--- Begin ---

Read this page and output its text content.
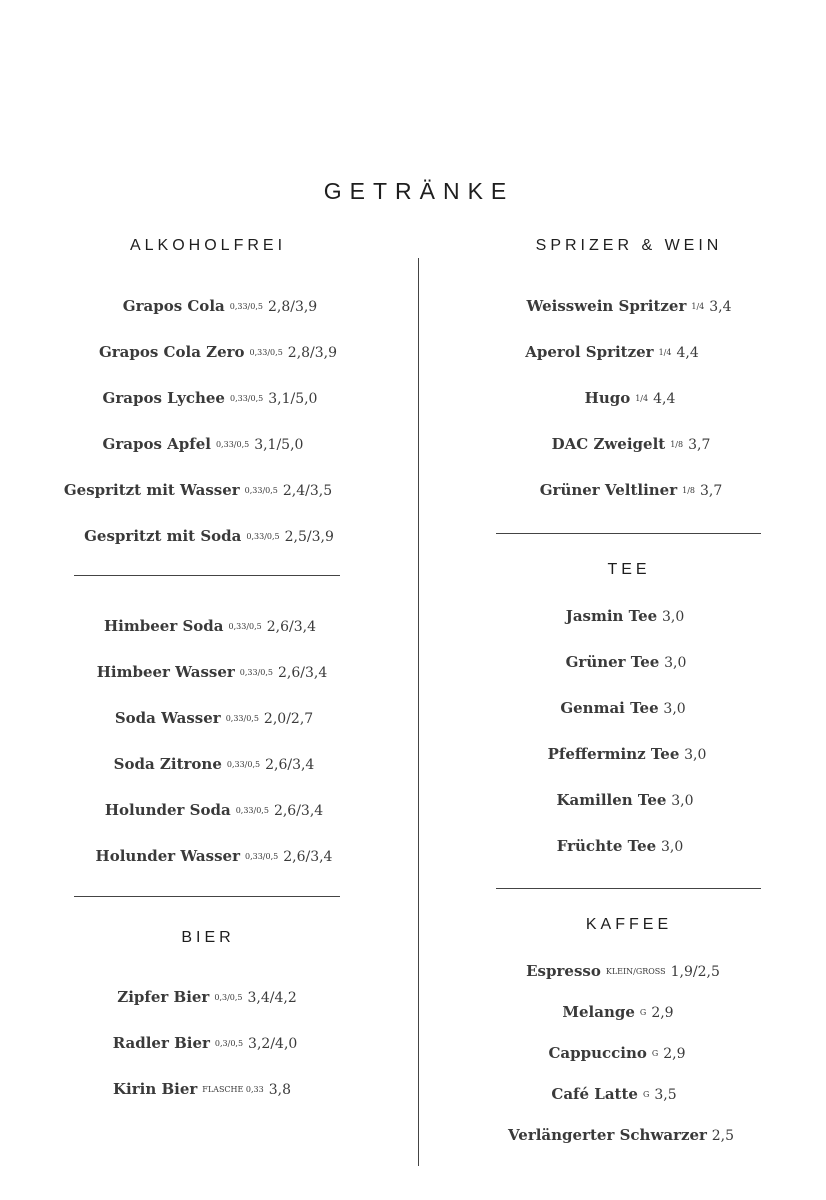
GETRÄNKE
ALKOHOLFREI
BIER
SPRIZER & WEIN
TEE
KAFFEE
Grapos Cola 0,33/0,5 2,8/3,9
Grapos Cola Zero 0,33/0,5 2,8/3,9
Grapos Lychee 0,33/0,5 3,1/5,0
Grapos Apfel 0,33/0,5 3,1/5,0
Gespritzt mit Wasser 0,33/0,5 2,4/3,5
Gespritzt mit Soda 0,33/0,5 2,5/3,9
Himbeer Soda 0,33/0,5 2,6/3,4
Himbeer Wasser 0,33/0,5 2,6/3,4
Soda Wasser 0,33/0,5 2,0/2,7
Soda Zitrone 0,33/0,5 2,6/3,4
Holunder Soda 0,33/0,5 2,6/3,4
Holunder Wasser 0,33/0,5 2,6/3,4
Zipfer Bier 0,3/0,5 3,4/4,2
Radler Bier 0,3/0,5 3,2/4,0
Kirin Bier FLASCHE 0,33 3,8
Weisswein Spritzer 1/4 3,4
Aperol Spritzer 1/4 4,4
Hugo 1/4 4,4
DAC Zweigelt 1/8 3,7
Grüner Veltliner 1/8 3,7
Jasmin Tee 3,0
Grüner Tee 3,0
Genmai Tee 3,0
Pfefferminz Tee 3,0
Kamillen Tee 3,0
Früchte Tee 3,0
Espresso KLEIN/GROSS 1,9/2,5
Melange G 2,9
Cappuccino G 2,9
Café Latte G 3,5
Verlängerter Schwarzer 2,5
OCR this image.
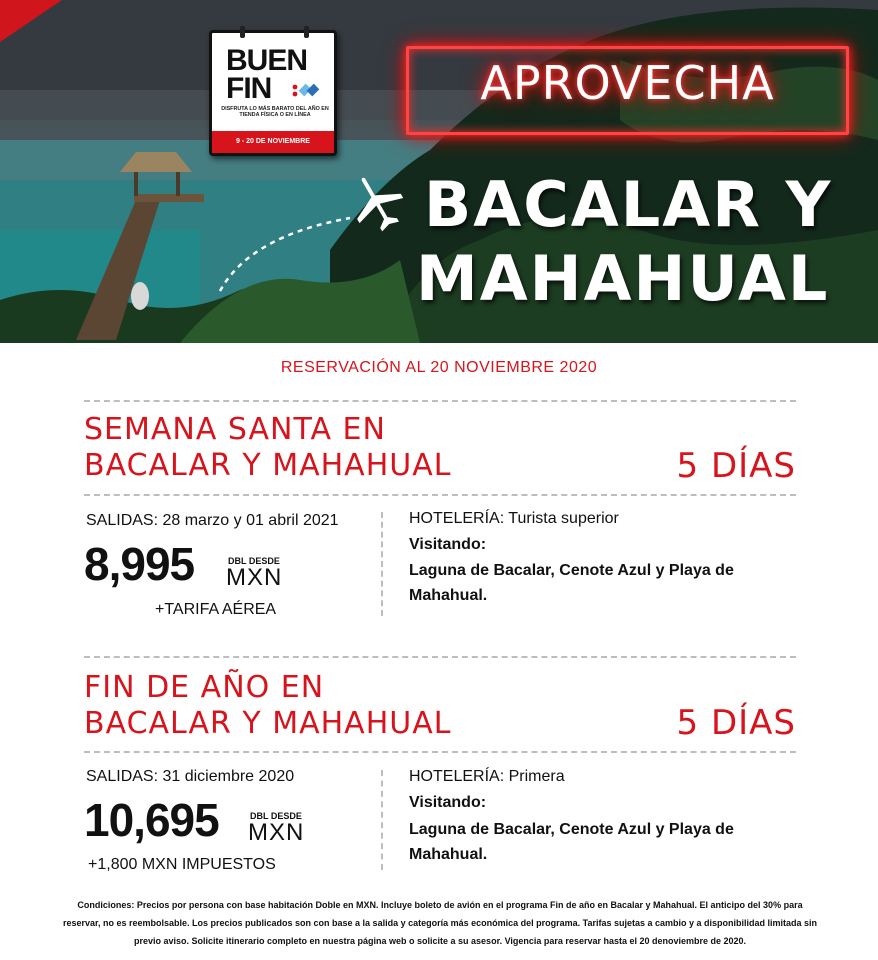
BUEN
FIN
DISFRUTA LO MÁS BARATO DEL AÑO EN TIENDA FÍSICA O EN LÍNEA
9 - 20 DE NOVIEMBRE
APROVECHA
BACALAR Y
MAHAHUAL
RESERVACIÓN AL 20 NOVIEMBRE 2020
SEMANA SANTA EN
BACALAR Y MAHAHUAL	5 DÍAS
SALIDAS: 28 marzo y 01 abril 2021
8,995	DBL DESDE
MXN
+TARIFA AÉREA
HOTELERÍA: Turista superior
Visitando:
Laguna de Bacalar, Cenote Azul y Playa de Mahahual.
FIN DE AÑO EN
BACALAR Y MAHAHUAL	5 DÍAS
SALIDAS: 31 diciembre 2020
10,695	DBL DESDE
MXN
+1,800 MXN IMPUESTOS
HOTELERÍA: Primera
Visitando:
Laguna de Bacalar, Cenote Azul y Playa de Mahahual.
Condiciones: Precios por persona con base habitación Doble en MXN. Incluye boleto de avión en el programa Fin de año en Bacalar y Mahahual. El anticipo del 30% para reservar, no es reembolsable. Los precios publicados son con base a la salida y categoría más económica del programa. Tarifas sujetas a cambio y a disponibilidad limitada sin previo aviso. Solicite itinerario completo en nuestra página web o solicite a su asesor. Vigencia para reservar hasta el 20 denoviembre de 2020.
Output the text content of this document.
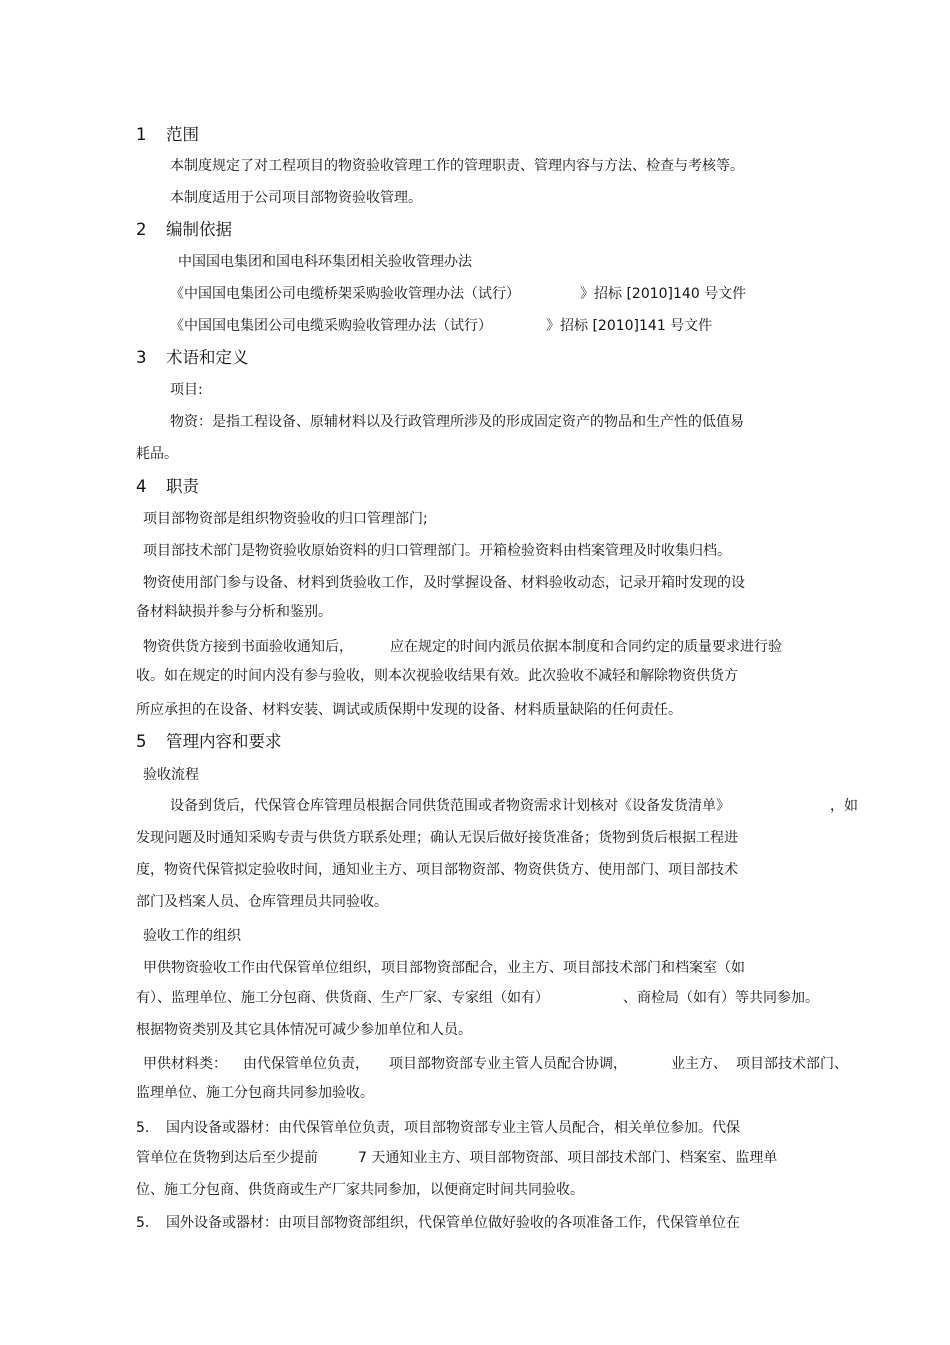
1 范围
本制度规定了对工程项目的物资验收管理工作的管理职责、管理内容与方法、检查与考核等。
本制度适用于公司项目部物资验收管理。
2 编制依据
中国国电集团和国电科环集团相关验收管理办法
《中国国电集团公司电缆桥架采购验收管理办法（试行）	》招标 [2010]140 号文件
《中国国电集团公司电缆采购验收管理办法（试行）	》招标 [2010]141 号文件
3 术语和定义
项目:
物资：是指工程设备、原辅材料以及行政管理所涉及的形成固定资产的物品和生产性的低值易
耗品。
4 职责
项目部物资部是组织物资验收的归口管理部门;
项目部技术部门是物资验收原始资料的归口管理部门。开箱检验资料由档案管理及时收集归档。
物资使用部门参与设备、材料到货验收工作，及时掌握设备、材料验收动态，记录开箱时发现的设
备材料缺损并参与分析和鉴别。
物资供货方接到书面验收通知后，	应在规定的时间内派员依据本制度和合同约定的质量要求进行验
收。如在规定的时间内没有参与验收，则本次视验收结果有效。此次验收不减轻和解除物资供货方
所应承担的在设备、材料安装、调试或质保期中发现的设备、材料质量缺陷的任何责任。
5 管理内容和要求
验收流程
设备到货后，代保管仓库管理员根据合同供货范围或者物资需求计划核对《设备发货清单》	，如
发现问题及时通知采购专责与供货方联系处理；确认无误后做好接货准备；货物到货后根据工程进
度，物资代保管拟定验收时间，通知业主方、项目部物资部、物资供货方、使用部门、项目部技术
部门及档案人员、仓库管理员共同验收。
验收工作的组织
甲供物资验收工作由代保管单位组织，项目部物资部配合，业主方、项目部技术部门和档案室（如
有）、监理单位、施工分包商、供货商、生产厂家、专家组（如有）	、商检局（如有）等共同参加。
根据物资类别及其它具体情况可减少参加单位和人员。
甲供材料类： 由代保管单位负责， 项目部物资部专业主管人员配合协调，	业主方、 项目部技术部门、
监理单位、施工分包商共同参加验收。
5. 国内设备或器材：由代保管单位负责，项目部物资部专业主管人员配合，相关单位参加。代保
管单位在货物到达后至少提前	7 天通知业主方、项目部物资部、项目部技术部门、档案室、监理单
位、施工分包商、供货商或生产厂家共同参加，以便商定时间共同验收。
5. 国外设备或器材：由项目部物资部组织，代保管单位做好验收的各项准备工作，代保管单位在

--- End ---

## Your task
Output all the records, word for word, with no pictures in the copy.

## Complete answer
Read this page and output its text content.
GETRÄNKE
ALKOHOLFREI
BIER
SPRIZER & WEIN
TEE
KAFFEE
Grapos Cola 0,33/0,5 2,8/3,9
Grapos Cola Zero 0,33/0,5 2,8/3,9
Grapos Lychee 0,33/0,5 3,1/5,0
Grapos Apfel 0,33/0,5 3,1/5,0
Gespritzt mit Wasser 0,33/0,5 2,4/3,5
Gespritzt mit Soda 0,33/0,5 2,5/3,9
Himbeer Soda 0,33/0,5 2,6/3,4
Himbeer Wasser 0,33/0,5 2,6/3,4
Soda Wasser 0,33/0,5 2,0/2,7
Soda Zitrone 0,33/0,5 2,6/3,4
Holunder Soda 0,33/0,5 2,6/3,4
Holunder Wasser 0,33/0,5 2,6/3,4
Zipfer Bier 0,3/0,5 3,4/4,2
Radler Bier 0,3/0,5 3,2/4,0
Kirin Bier FLASCHE 0,33 3,8
Weisswein Spritzer 1/4 3,4
Aperol Spritzer 1/4 4,4
Hugo 1/4 4,4
DAC Zweigelt 1/8 3,7
Grüner Veltliner 1/8 3,7
Jasmin Tee 3,0
Grüner Tee 3,0
Genmai Tee 3,0
Pfefferminz Tee 3,0
Kamillen Tee 3,0
Früchte Tee 3,0
Espresso KLEIN/GROSS 1,9/2,5
Melange G 2,9
Cappuccino G 2,9
Café Latte G 3,5
Verlängerter Schwarzer 2,5
OCR this image.
BUEN
FIN
DISFRUTA LO MÁS BARATO DEL AÑO EN TIENDA FÍSICA O EN LÍNEA
9 - 20 DE NOVIEMBRE
APROVECHA
BACALAR Y
MAHAHUAL
RESERVACIÓN AL 20 NOVIEMBRE 2020
SEMANA SANTA EN
BACALAR Y MAHAHUAL	5 DÍAS
SALIDAS: 28 marzo y 01 abril 2021
8,995	DBL DESDE
MXN
+TARIFA AÉREA
HOTELERÍA: Turista superior
Visitando:
Laguna de Bacalar, Cenote Azul y Playa de Mahahual.
FIN DE AÑO EN
BACALAR Y MAHAHUAL	5 DÍAS
SALIDAS: 31 diciembre 2020
10,695	DBL DESDE
MXN
+1,800 MXN IMPUESTOS
HOTELERÍA: Primera
Visitando:
Laguna de Bacalar, Cenote Azul y Playa de Mahahual.
Condiciones: Precios por persona con base habitación Doble en MXN. Incluye boleto de avión en el programa Fin de año en Bacalar y Mahahual. El anticipo del 30% para reservar, no es reembolsable. Los precios publicados son con base a la salida y categoría más económica del programa. Tarifas sujetas a cambio y a disponibilidad limitada sin previo aviso. Solicite itinerario completo en nuestra página web o solicite a su asesor. Vigencia para reservar hasta el 20 denoviembre de 2020.
Output the text content of this document.
1 范围
本制度规定了对工程项目的物资验收管理工作的管理职责、管理内容与方法、检查与考核等。
本制度适用于公司项目部物资验收管理。
2 编制依据
中国国电集团和国电科环集团相关验收管理办法
《中国国电集团公司电缆桥架采购验收管理办法（试行）	》招标 [2010]140 号文件
《中国国电集团公司电缆采购验收管理办法（试行）	》招标 [2010]141 号文件
3 术语和定义
项目:
物资：是指工程设备、原辅材料以及行政管理所涉及的形成固定资产的物品和生产性的低值易
耗品。
4 职责
项目部物资部是组织物资验收的归口管理部门;
项目部技术部门是物资验收原始资料的归口管理部门。开箱检验资料由档案管理及时收集归档。
物资使用部门参与设备、材料到货验收工作，及时掌握设备、材料验收动态，记录开箱时发现的设
备材料缺损并参与分析和鉴别。
物资供货方接到书面验收通知后，	应在规定的时间内派员依据本制度和合同约定的质量要求进行验
收。如在规定的时间内没有参与验收，则本次视验收结果有效。此次验收不减轻和解除物资供货方
所应承担的在设备、材料安装、调试或质保期中发现的设备、材料质量缺陷的任何责任。
5 管理内容和要求
验收流程
设备到货后，代保管仓库管理员根据合同供货范围或者物资需求计划核对《设备发货清单》	，如
发现问题及时通知采购专责与供货方联系处理；确认无误后做好接货准备；货物到货后根据工程进
度，物资代保管拟定验收时间，通知业主方、项目部物资部、物资供货方、使用部门、项目部技术
部门及档案人员、仓库管理员共同验收。
验收工作的组织
甲供物资验收工作由代保管单位组织，项目部物资部配合，业主方、项目部技术部门和档案室（如
有）、监理单位、施工分包商、供货商、生产厂家、专家组（如有）	、商检局（如有）等共同参加。
根据物资类别及其它具体情况可减少参加单位和人员。
甲供材料类： 由代保管单位负责， 项目部物资部专业主管人员配合协调，	业主方、 项目部技术部门、
监理单位、施工分包商共同参加验收。
5. 国内设备或器材：由代保管单位负责，项目部物资部专业主管人员配合，相关单位参加。代保
管单位在货物到达后至少提前	7 天通知业主方、项目部物资部、项目部技术部门、档案室、监理单
位、施工分包商、供货商或生产厂家共同参加，以便商定时间共同验收。
5. 国外设备或器材：由项目部物资部组织，代保管单位做好验收的各项准备工作，代保管单位在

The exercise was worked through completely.